* _Set task_: Write out the material again word for word, dropping any images it holds.

◆ ◆ ◆ ◆

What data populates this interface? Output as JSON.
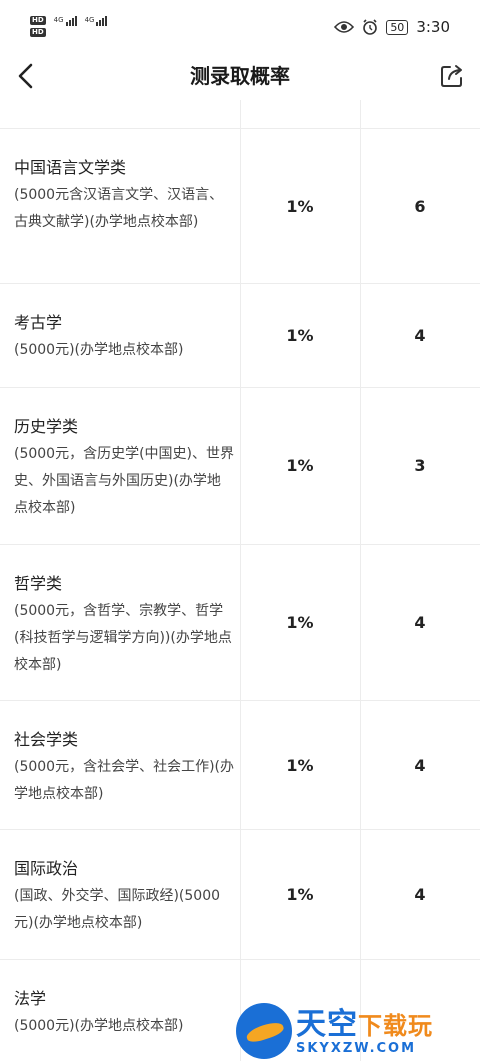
{
  "status_bar": {
    "hd1": "HD",
    "hd2": "HD",
    "net1": "4G",
    "net2": "4G",
    "battery": "50",
    "time": "3:30"
  },
  "header": {
    "title": "测录取概率",
    "back_icon": "chevron-left-icon",
    "share_icon": "share-icon"
  },
  "rows": [
    {
      "name": "中国语言文学类",
      "detail": "(5000元含汉语言文学、汉语言、古典文献学)(办学地点校本部)",
      "probability": "1%",
      "count": "6"
    },
    {
      "name": "考古学",
      "detail": "(5000元)(办学地点校本部)",
      "probability": "1%",
      "count": "4"
    },
    {
      "name": "历史学类",
      "detail": "(5000元，含历史学(中国史)、世界史、外国语言与外国历史)(办学地点校本部)",
      "probability": "1%",
      "count": "3"
    },
    {
      "name": "哲学类",
      "detail": "(5000元，含哲学、宗教学、哲学(科技哲学与逻辑学方向))(办学地点校本部)",
      "probability": "1%",
      "count": "4"
    },
    {
      "name": "社会学类",
      "detail": "(5000元，含社会学、社会工作)(办学地点校本部)",
      "probability": "1%",
      "count": "4"
    },
    {
      "name": "国际政治",
      "detail": "(国政、外交学、国际政经)(5000元)(办学地点校本部)",
      "probability": "1%",
      "count": "4"
    },
    {
      "name": "法学",
      "detail": "(5000元)(办学地点校本部)",
      "probability": "",
      "count": ""
    }
  ],
  "watermark": {
    "title_main": "天空",
    "title_accent": "下载玩",
    "url": "SKYXZW.COM"
  }
}
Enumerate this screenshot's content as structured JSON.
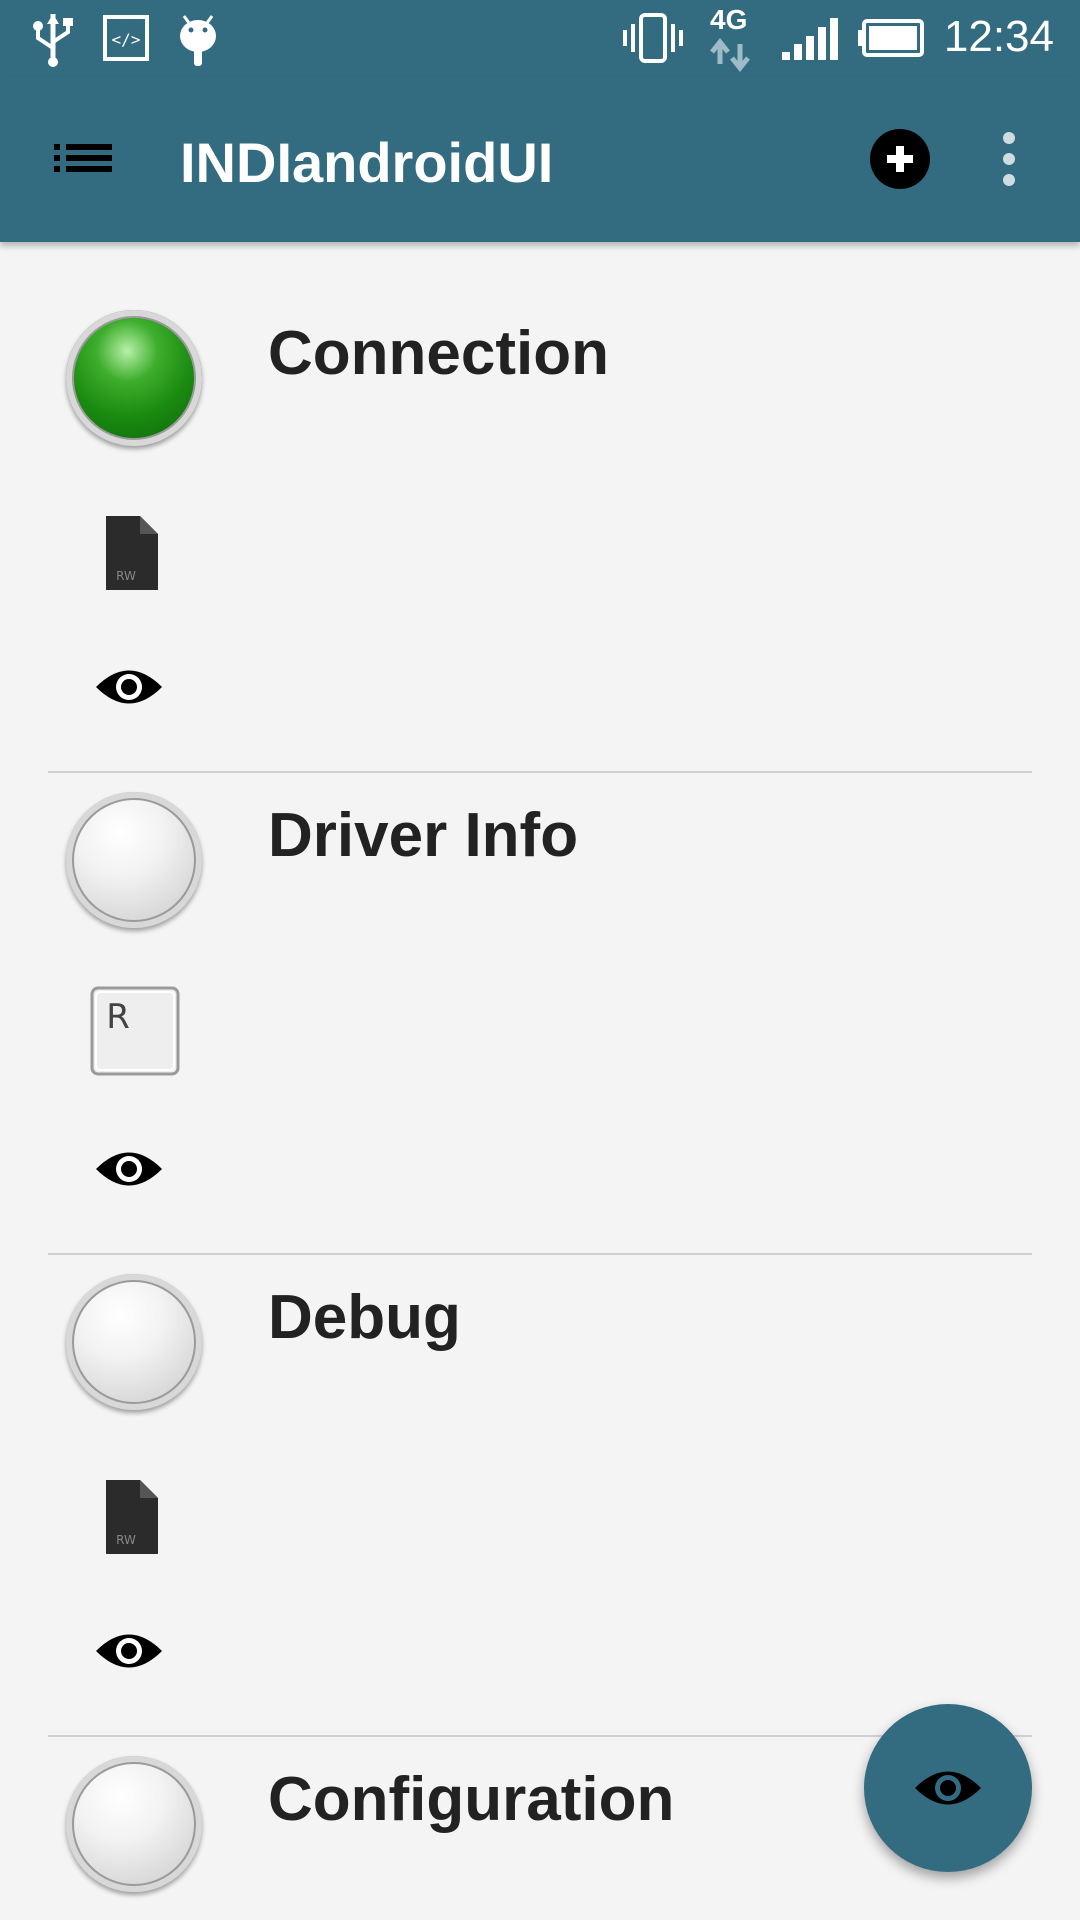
{
  "status_bar": {
    "time": "12:34",
    "network_label": "4G",
    "icons": [
      "usb-icon",
      "code-icon",
      "android-icon",
      "vibrate-icon",
      "network-4g-icon",
      "signal-icon",
      "battery-icon"
    ]
  },
  "toolbar": {
    "title": "INDIandroidUI",
    "icons": [
      "list-icon",
      "add-circle-icon",
      "more-vert-icon"
    ]
  },
  "groups": [
    {
      "label": "Connection",
      "state": "ok",
      "state_color": "#1f9a14",
      "permission": "RW"
    },
    {
      "label": "Driver Info",
      "state": "idle",
      "state_color": "#dcdcdc",
      "permission": "R"
    },
    {
      "label": "Debug",
      "state": "idle",
      "state_color": "#dcdcdc",
      "permission": "RW"
    },
    {
      "label": "Configuration",
      "state": "idle",
      "state_color": "#dcdcdc",
      "permission": ""
    }
  ],
  "colors": {
    "primary": "#336c80",
    "background": "#f4f4f4",
    "text": "#222222"
  },
  "fab": {
    "icon": "eye-icon"
  }
}
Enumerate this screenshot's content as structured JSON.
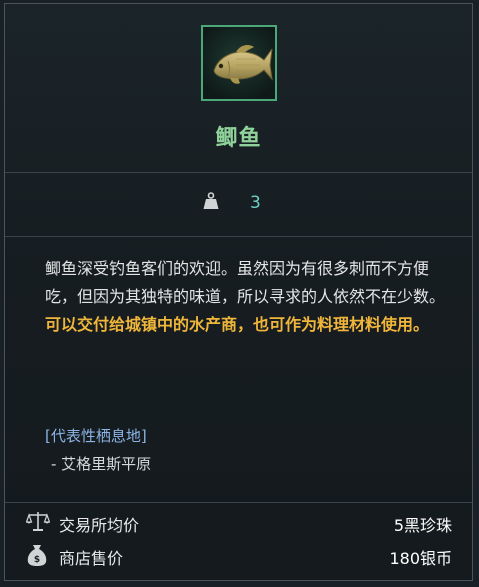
{
  "item": {
    "name": "鲫鱼",
    "icon": "crucian-carp-fish-icon",
    "rarity_color": "#4ca879"
  },
  "weight": {
    "icon": "weight-icon",
    "value": "3"
  },
  "description": {
    "text": "鲫鱼深受钓鱼客们的欢迎。虽然因为有很多刺而不方便吃，但因为其独特的味道，所以寻求的人依然不在少数。",
    "highlight": "可以交付给城镇中的水产商，也可作为料理材料使用。"
  },
  "habitat": {
    "title": "[代表性栖息地]",
    "items": [
      "- 艾格里斯平原"
    ]
  },
  "prices": {
    "market": {
      "icon": "scales-icon",
      "label": "交易所均价",
      "value": "5黑珍珠"
    },
    "shop": {
      "icon": "money-bag-icon",
      "label": "商店售价",
      "value": "180银币"
    }
  }
}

◆ ◆ ◆ ◆

* _Reply_:
What data populates this interface? Output as JSON.
{
  "status_bar": {
    "hd1": "HD",
    "hd2": "HD",
    "net1": "4G",
    "net2": "4G",
    "battery": "50",
    "time": "3:30"
  },
  "header": {
    "title": "测录取概率",
    "back_icon": "chevron-left-icon",
    "share_icon": "share-icon"
  },
  "rows": [
    {
      "name": "中国语言文学类",
      "detail": "(5000元含汉语言文学、汉语言、古典文献学)(办学地点校本部)",
      "probability": "1%",
      "count": "6"
    },
    {
      "name": "考古学",
      "detail": "(5000元)(办学地点校本部)",
      "probability": "1%",
      "count": "4"
    },
    {
      "name": "历史学类",
      "detail": "(5000元，含历史学(中国史)、世界史、外国语言与外国历史)(办学地点校本部)",
      "probability": "1%",
      "count": "3"
    },
    {
      "name": "哲学类",
      "detail": "(5000元，含哲学、宗教学、哲学(科技哲学与逻辑学方向))(办学地点校本部)",
      "probability": "1%",
      "count": "4"
    },
    {
      "name": "社会学类",
      "detail": "(5000元，含社会学、社会工作)(办学地点校本部)",
      "probability": "1%",
      "count": "4"
    },
    {
      "name": "国际政治",
      "detail": "(国政、外交学、国际政经)(5000元)(办学地点校本部)",
      "probability": "1%",
      "count": "4"
    },
    {
      "name": "法学",
      "detail": "(5000元)(办学地点校本部)",
      "probability": "",
      "count": ""
    }
  ],
  "watermark": {
    "title_main": "天空",
    "title_accent": "下载玩",
    "url": "SKYXZW.COM"
  }
}
Enumerate this screenshot's content as structured JSON.
{
  "status_bar": {
    "time": "12:34",
    "network_label": "4G",
    "icons": [
      "usb-icon",
      "code-icon",
      "android-icon",
      "vibrate-icon",
      "network-4g-icon",
      "signal-icon",
      "battery-icon"
    ]
  },
  "toolbar": {
    "title": "INDIandroidUI",
    "icons": [
      "list-icon",
      "add-circle-icon",
      "more-vert-icon"
    ]
  },
  "groups": [
    {
      "label": "Connection",
      "state": "ok",
      "state_color": "#1f9a14",
      "permission": "RW"
    },
    {
      "label": "Driver Info",
      "state": "idle",
      "state_color": "#dcdcdc",
      "permission": "R"
    },
    {
      "label": "Debug",
      "state": "idle",
      "state_color": "#dcdcdc",
      "permission": "RW"
    },
    {
      "label": "Configuration",
      "state": "idle",
      "state_color": "#dcdcdc",
      "permission": ""
    }
  ],
  "colors": {
    "primary": "#336c80",
    "background": "#f4f4f4",
    "text": "#222222"
  },
  "fab": {
    "icon": "eye-icon"
  }
}
Enumerate this screenshot's content as structured JSON.
{
  "item": {
    "name": "鲫鱼",
    "icon": "crucian-carp-fish-icon",
    "rarity_color": "#4ca879"
  },
  "weight": {
    "icon": "weight-icon",
    "value": "3"
  },
  "description": {
    "text": "鲫鱼深受钓鱼客们的欢迎。虽然因为有很多刺而不方便吃，但因为其独特的味道，所以寻求的人依然不在少数。",
    "highlight": "可以交付给城镇中的水产商，也可作为料理材料使用。"
  },
  "habitat": {
    "title": "[代表性栖息地]",
    "items": [
      "- 艾格里斯平原"
    ]
  },
  "prices": {
    "market": {
      "icon": "scales-icon",
      "label": "交易所均价",
      "value": "5黑珍珠"
    },
    "shop": {
      "icon": "money-bag-icon",
      "label": "商店售价",
      "value": "180银币"
    }
  }
}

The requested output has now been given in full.